_Stated problem_
Reproduce the data below in full and exclude every picture.

____ Dataset excerpts

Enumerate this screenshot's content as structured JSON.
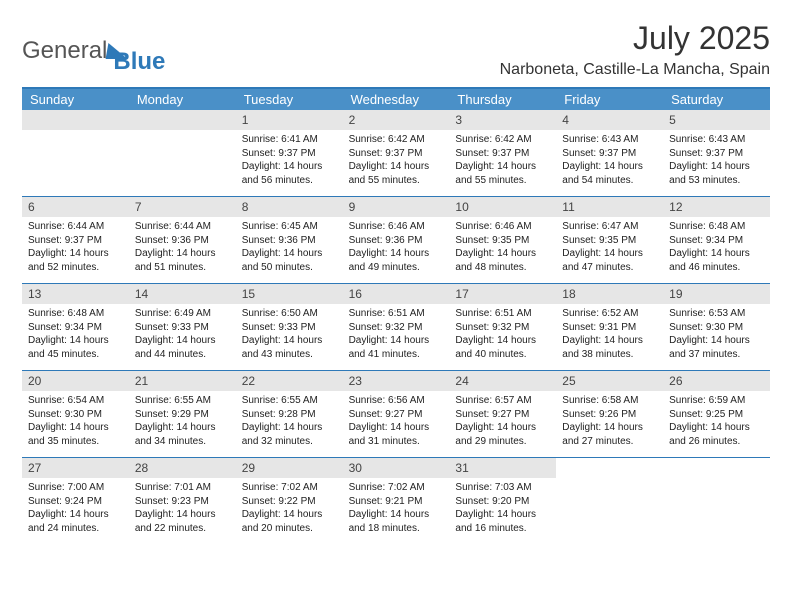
{
  "brand": {
    "text1": "General",
    "text2": "Blue"
  },
  "title": "July 2025",
  "location": "Narboneta, Castille-La Mancha, Spain",
  "colors": {
    "accent": "#2e79b8",
    "header_bg": "#4a90c8",
    "numrow_bg": "#e6e6e6"
  },
  "fonts": {
    "title_size": 32,
    "location_size": 16,
    "day_header_size": 13,
    "cell_size": 10
  },
  "day_names": [
    "Sunday",
    "Monday",
    "Tuesday",
    "Wednesday",
    "Thursday",
    "Friday",
    "Saturday"
  ],
  "weeks": [
    [
      null,
      null,
      {
        "n": "1",
        "sunrise": "6:41 AM",
        "sunset": "9:37 PM",
        "daylight": "14 hours and 56 minutes."
      },
      {
        "n": "2",
        "sunrise": "6:42 AM",
        "sunset": "9:37 PM",
        "daylight": "14 hours and 55 minutes."
      },
      {
        "n": "3",
        "sunrise": "6:42 AM",
        "sunset": "9:37 PM",
        "daylight": "14 hours and 55 minutes."
      },
      {
        "n": "4",
        "sunrise": "6:43 AM",
        "sunset": "9:37 PM",
        "daylight": "14 hours and 54 minutes."
      },
      {
        "n": "5",
        "sunrise": "6:43 AM",
        "sunset": "9:37 PM",
        "daylight": "14 hours and 53 minutes."
      }
    ],
    [
      {
        "n": "6",
        "sunrise": "6:44 AM",
        "sunset": "9:37 PM",
        "daylight": "14 hours and 52 minutes."
      },
      {
        "n": "7",
        "sunrise": "6:44 AM",
        "sunset": "9:36 PM",
        "daylight": "14 hours and 51 minutes."
      },
      {
        "n": "8",
        "sunrise": "6:45 AM",
        "sunset": "9:36 PM",
        "daylight": "14 hours and 50 minutes."
      },
      {
        "n": "9",
        "sunrise": "6:46 AM",
        "sunset": "9:36 PM",
        "daylight": "14 hours and 49 minutes."
      },
      {
        "n": "10",
        "sunrise": "6:46 AM",
        "sunset": "9:35 PM",
        "daylight": "14 hours and 48 minutes."
      },
      {
        "n": "11",
        "sunrise": "6:47 AM",
        "sunset": "9:35 PM",
        "daylight": "14 hours and 47 minutes."
      },
      {
        "n": "12",
        "sunrise": "6:48 AM",
        "sunset": "9:34 PM",
        "daylight": "14 hours and 46 minutes."
      }
    ],
    [
      {
        "n": "13",
        "sunrise": "6:48 AM",
        "sunset": "9:34 PM",
        "daylight": "14 hours and 45 minutes."
      },
      {
        "n": "14",
        "sunrise": "6:49 AM",
        "sunset": "9:33 PM",
        "daylight": "14 hours and 44 minutes."
      },
      {
        "n": "15",
        "sunrise": "6:50 AM",
        "sunset": "9:33 PM",
        "daylight": "14 hours and 43 minutes."
      },
      {
        "n": "16",
        "sunrise": "6:51 AM",
        "sunset": "9:32 PM",
        "daylight": "14 hours and 41 minutes."
      },
      {
        "n": "17",
        "sunrise": "6:51 AM",
        "sunset": "9:32 PM",
        "daylight": "14 hours and 40 minutes."
      },
      {
        "n": "18",
        "sunrise": "6:52 AM",
        "sunset": "9:31 PM",
        "daylight": "14 hours and 38 minutes."
      },
      {
        "n": "19",
        "sunrise": "6:53 AM",
        "sunset": "9:30 PM",
        "daylight": "14 hours and 37 minutes."
      }
    ],
    [
      {
        "n": "20",
        "sunrise": "6:54 AM",
        "sunset": "9:30 PM",
        "daylight": "14 hours and 35 minutes."
      },
      {
        "n": "21",
        "sunrise": "6:55 AM",
        "sunset": "9:29 PM",
        "daylight": "14 hours and 34 minutes."
      },
      {
        "n": "22",
        "sunrise": "6:55 AM",
        "sunset": "9:28 PM",
        "daylight": "14 hours and 32 minutes."
      },
      {
        "n": "23",
        "sunrise": "6:56 AM",
        "sunset": "9:27 PM",
        "daylight": "14 hours and 31 minutes."
      },
      {
        "n": "24",
        "sunrise": "6:57 AM",
        "sunset": "9:27 PM",
        "daylight": "14 hours and 29 minutes."
      },
      {
        "n": "25",
        "sunrise": "6:58 AM",
        "sunset": "9:26 PM",
        "daylight": "14 hours and 27 minutes."
      },
      {
        "n": "26",
        "sunrise": "6:59 AM",
        "sunset": "9:25 PM",
        "daylight": "14 hours and 26 minutes."
      }
    ],
    [
      {
        "n": "27",
        "sunrise": "7:00 AM",
        "sunset": "9:24 PM",
        "daylight": "14 hours and 24 minutes."
      },
      {
        "n": "28",
        "sunrise": "7:01 AM",
        "sunset": "9:23 PM",
        "daylight": "14 hours and 22 minutes."
      },
      {
        "n": "29",
        "sunrise": "7:02 AM",
        "sunset": "9:22 PM",
        "daylight": "14 hours and 20 minutes."
      },
      {
        "n": "30",
        "sunrise": "7:02 AM",
        "sunset": "9:21 PM",
        "daylight": "14 hours and 18 minutes."
      },
      {
        "n": "31",
        "sunrise": "7:03 AM",
        "sunset": "9:20 PM",
        "daylight": "14 hours and 16 minutes."
      },
      null,
      null
    ]
  ],
  "labels": {
    "sunrise": "Sunrise:",
    "sunset": "Sunset:",
    "daylight": "Daylight:"
  }
}
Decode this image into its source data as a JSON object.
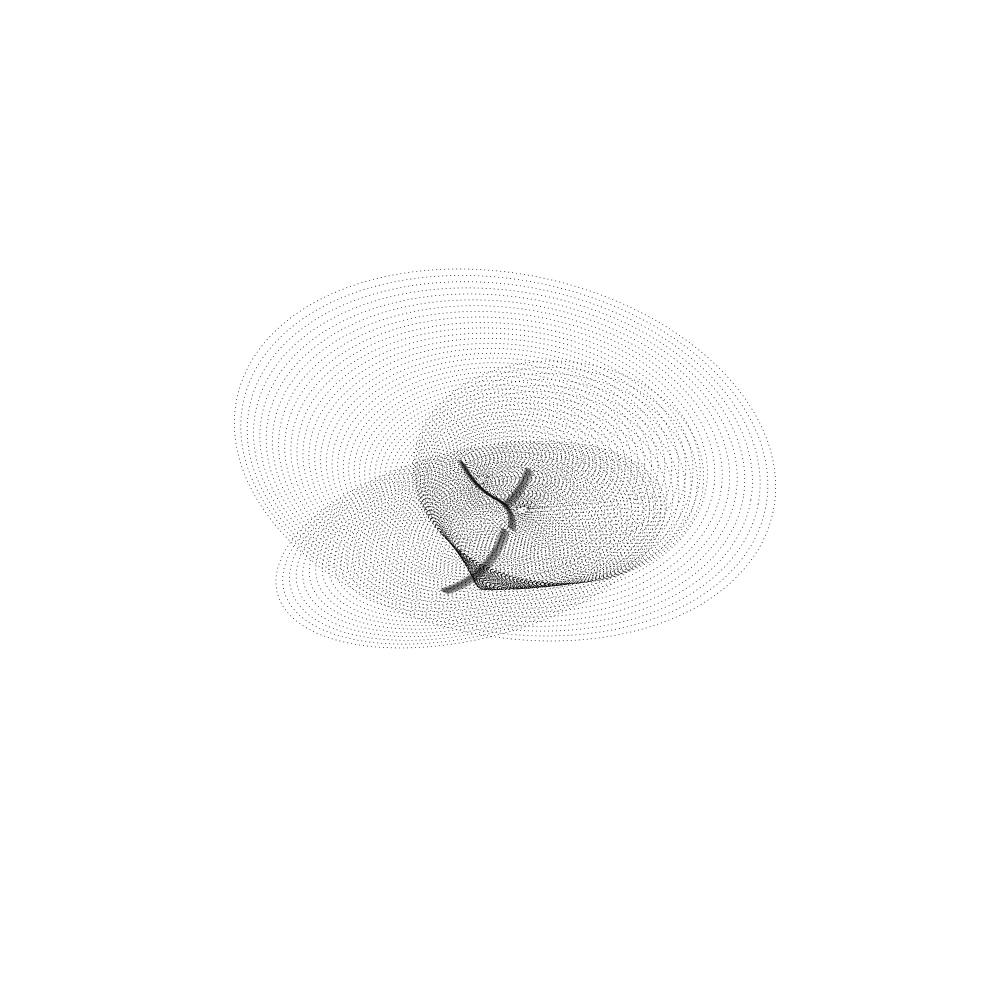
{
  "artwork": {
    "kind": "dotted-ellipse-spiral",
    "background_color": "#ffffff",
    "ink_color": "#000000"
  }
}
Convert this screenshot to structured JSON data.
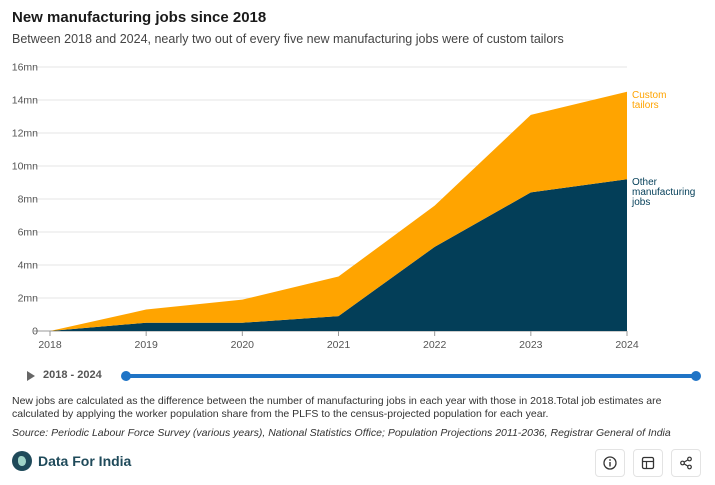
{
  "header": {
    "title": "New manufacturing jobs since 2018",
    "subtitle": "Between 2018 and 2024, nearly two out of every five new manufacturing jobs were of custom tailors"
  },
  "chart_data": {
    "type": "area",
    "stacked": true,
    "x": [
      "2018",
      "2019",
      "2020",
      "2021",
      "2022",
      "2023",
      "2024"
    ],
    "y_ticks": [
      "0",
      "2mn",
      "4mn",
      "6mn",
      "8mn",
      "10mn",
      "12mn",
      "14mn",
      "16mn"
    ],
    "ylim": [
      0,
      16
    ],
    "grid": true,
    "series": [
      {
        "name": "Other manufacturing jobs",
        "values": [
          0,
          0.5,
          0.5,
          0.9,
          5.1,
          8.4,
          9.2
        ],
        "color": "#033e58"
      },
      {
        "name": "Custom tailors",
        "values": [
          0,
          0.8,
          1.4,
          2.4,
          2.5,
          4.7,
          5.3
        ],
        "color": "#ffa400"
      }
    ],
    "legend": "inline-right"
  },
  "timeline": {
    "range_label": "2018 - 2024",
    "start": 0.0,
    "end": 1.0
  },
  "note": "New jobs are calculated as the difference between the number of manufacturing jobs in each year with those in 2018.Total job estimates are calculated by applying the worker population share from the PLFS to the census-projected population for each year.",
  "source": "Source: Periodic Labour Force Survey (various years), National Statistics Office; Population Projections 2011-2036, Registrar General of India",
  "footer": {
    "brand": "Data For India",
    "icons": [
      "info-icon",
      "table-icon",
      "share-icon"
    ]
  }
}
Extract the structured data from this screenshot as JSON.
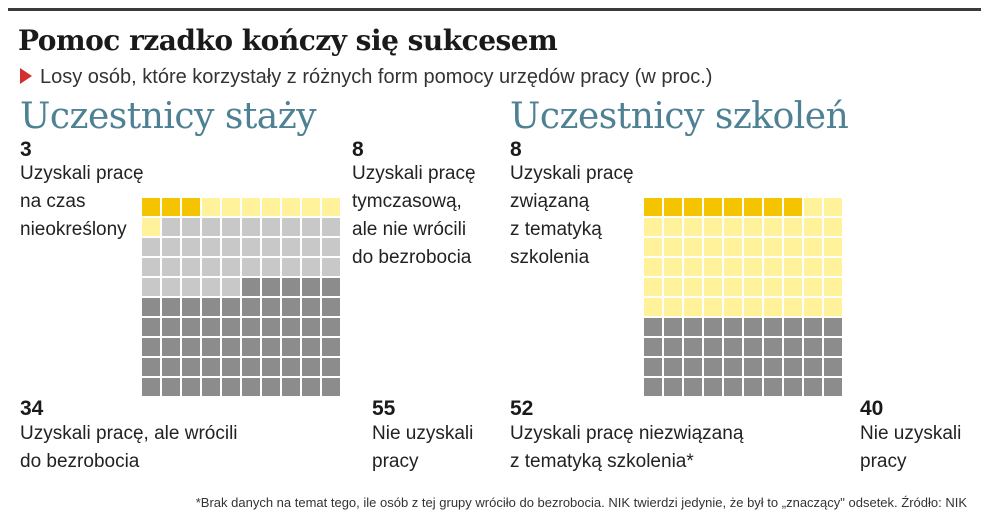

________

_The result_
Enumerate this screenshot's content as structured JSON.
{
  "brand": {
    "text1": "General",
    "text2": "Blue"
  },
  "title": "July 2025",
  "location": "Narboneta, Castille-La Mancha, Spain",
  "colors": {
    "accent": "#2e79b8",
    "header_bg": "#4a90c8",
    "numrow_bg": "#e6e6e6"
  },
  "fonts": {
    "title_size": 32,
    "location_size": 16,
    "day_header_size": 13,
    "cell_size": 10
  },
  "day_names": [
    "Sunday",
    "Monday",
    "Tuesday",
    "Wednesday",
    "Thursday",
    "Friday",
    "Saturday"
  ],
  "weeks": [
    [
      null,
      null,
      {
        "n": "1",
        "sunrise": "6:41 AM",
        "sunset": "9:37 PM",
        "daylight": "14 hours and 56 minutes."
      },
      {
        "n": "2",
        "sunrise": "6:42 AM",
        "sunset": "9:37 PM",
        "daylight": "14 hours and 55 minutes."
      },
      {
        "n": "3",
        "sunrise": "6:42 AM",
        "sunset": "9:37 PM",
        "daylight": "14 hours and 55 minutes."
      },
      {
        "n": "4",
        "sunrise": "6:43 AM",
        "sunset": "9:37 PM",
        "daylight": "14 hours and 54 minutes."
      },
      {
        "n": "5",
        "sunrise": "6:43 AM",
        "sunset": "9:37 PM",
        "daylight": "14 hours and 53 minutes."
      }
    ],
    [
      {
        "n": "6",
        "sunrise": "6:44 AM",
        "sunset": "9:37 PM",
        "daylight": "14 hours and 52 minutes."
      },
      {
        "n": "7",
        "sunrise": "6:44 AM",
        "sunset": "9:36 PM",
        "daylight": "14 hours and 51 minutes."
      },
      {
        "n": "8",
        "sunrise": "6:45 AM",
        "sunset": "9:36 PM",
        "daylight": "14 hours and 50 minutes."
      },
      {
        "n": "9",
        "sunrise": "6:46 AM",
        "sunset": "9:36 PM",
        "daylight": "14 hours and 49 minutes."
      },
      {
        "n": "10",
        "sunrise": "6:46 AM",
        "sunset": "9:35 PM",
        "daylight": "14 hours and 48 minutes."
      },
      {
        "n": "11",
        "sunrise": "6:47 AM",
        "sunset": "9:35 PM",
        "daylight": "14 hours and 47 minutes."
      },
      {
        "n": "12",
        "sunrise": "6:48 AM",
        "sunset": "9:34 PM",
        "daylight": "14 hours and 46 minutes."
      }
    ],
    [
      {
        "n": "13",
        "sunrise": "6:48 AM",
        "sunset": "9:34 PM",
        "daylight": "14 hours and 45 minutes."
      },
      {
        "n": "14",
        "sunrise": "6:49 AM",
        "sunset": "9:33 PM",
        "daylight": "14 hours and 44 minutes."
      },
      {
        "n": "15",
        "sunrise": "6:50 AM",
        "sunset": "9:33 PM",
        "daylight": "14 hours and 43 minutes."
      },
      {
        "n": "16",
        "sunrise": "6:51 AM",
        "sunset": "9:32 PM",
        "daylight": "14 hours and 41 minutes."
      },
      {
        "n": "17",
        "sunrise": "6:51 AM",
        "sunset": "9:32 PM",
        "daylight": "14 hours and 40 minutes."
      },
      {
        "n": "18",
        "sunrise": "6:52 AM",
        "sunset": "9:31 PM",
        "daylight": "14 hours and 38 minutes."
      },
      {
        "n": "19",
        "sunrise": "6:53 AM",
        "sunset": "9:30 PM",
        "daylight": "14 hours and 37 minutes."
      }
    ],
    [
      {
        "n": "20",
        "sunrise": "6:54 AM",
        "sunset": "9:30 PM",
        "daylight": "14 hours and 35 minutes."
      },
      {
        "n": "21",
        "sunrise": "6:55 AM",
        "sunset": "9:29 PM",
        "daylight": "14 hours and 34 minutes."
      },
      {
        "n": "22",
        "sunrise": "6:55 AM",
        "sunset": "9:28 PM",
        "daylight": "14 hours and 32 minutes."
      },
      {
        "n": "23",
        "sunrise": "6:56 AM",
        "sunset": "9:27 PM",
        "daylight": "14 hours and 31 minutes."
      },
      {
        "n": "24",
        "sunrise": "6:57 AM",
        "sunset": "9:27 PM",
        "daylight": "14 hours and 29 minutes."
      },
      {
        "n": "25",
        "sunrise": "6:58 AM",
        "sunset": "9:26 PM",
        "daylight": "14 hours and 27 minutes."
      },
      {
        "n": "26",
        "sunrise": "6:59 AM",
        "sunset": "9:25 PM",
        "daylight": "14 hours and 26 minutes."
      }
    ],
    [
      {
        "n": "27",
        "sunrise": "7:00 AM",
        "sunset": "9:24 PM",
        "daylight": "14 hours and 24 minutes."
      },
      {
        "n": "28",
        "sunrise": "7:01 AM",
        "sunset": "9:23 PM",
        "daylight": "14 hours and 22 minutes."
      },
      {
        "n": "29",
        "sunrise": "7:02 AM",
        "sunset": "9:22 PM",
        "daylight": "14 hours and 20 minutes."
      },
      {
        "n": "30",
        "sunrise": "7:02 AM",
        "sunset": "9:21 PM",
        "daylight": "14 hours and 18 minutes."
      },
      {
        "n": "31",
        "sunrise": "7:03 AM",
        "sunset": "9:20 PM",
        "daylight": "14 hours and 16 minutes."
      },
      null,
      null
    ]
  ],
  "labels": {
    "sunrise": "Sunrise:",
    "sunset": "Sunset:",
    "daylight": "Daylight:"
  }
}
Decode this image into its source data as a JSON object.
{
  "artwork": {
    "kind": "dotted-ellipse-spiral",
    "background_color": "#ffffff",
    "ink_color": "#000000"
  }
}
Convert this screenshot to structured JSON data.
{
  "header": {
    "title": "New manufacturing jobs since 2018",
    "subtitle": "Between 2018 and 2024, nearly two out of every five new manufacturing jobs were of custom tailors"
  },
  "chart_data": {
    "type": "area",
    "stacked": true,
    "x": [
      "2018",
      "2019",
      "2020",
      "2021",
      "2022",
      "2023",
      "2024"
    ],
    "y_ticks": [
      "0",
      "2mn",
      "4mn",
      "6mn",
      "8mn",
      "10mn",
      "12mn",
      "14mn",
      "16mn"
    ],
    "ylim": [
      0,
      16
    ],
    "grid": true,
    "series": [
      {
        "name": "Other manufacturing jobs",
        "values": [
          0,
          0.5,
          0.5,
          0.9,
          5.1,
          8.4,
          9.2
        ],
        "color": "#033e58"
      },
      {
        "name": "Custom tailors",
        "values": [
          0,
          0.8,
          1.4,
          2.4,
          2.5,
          4.7,
          5.3
        ],
        "color": "#ffa400"
      }
    ],
    "legend": "inline-right"
  },
  "timeline": {
    "range_label": "2018 - 2024",
    "start": 0.0,
    "end": 1.0
  },
  "note": "New jobs are calculated as the difference between the number of manufacturing jobs in each year with those in 2018.Total job estimates are calculated by applying the worker population share from the PLFS to the census-projected population for each year.",
  "source": "Source: Periodic Labour Force Survey (various years), National Statistics Office; Population Projections 2011-2036, Registrar General of India",
  "footer": {
    "brand": "Data For India",
    "icons": [
      "info-icon",
      "table-icon",
      "share-icon"
    ]
  }
}
Extract the structured data from this screenshot as JSON.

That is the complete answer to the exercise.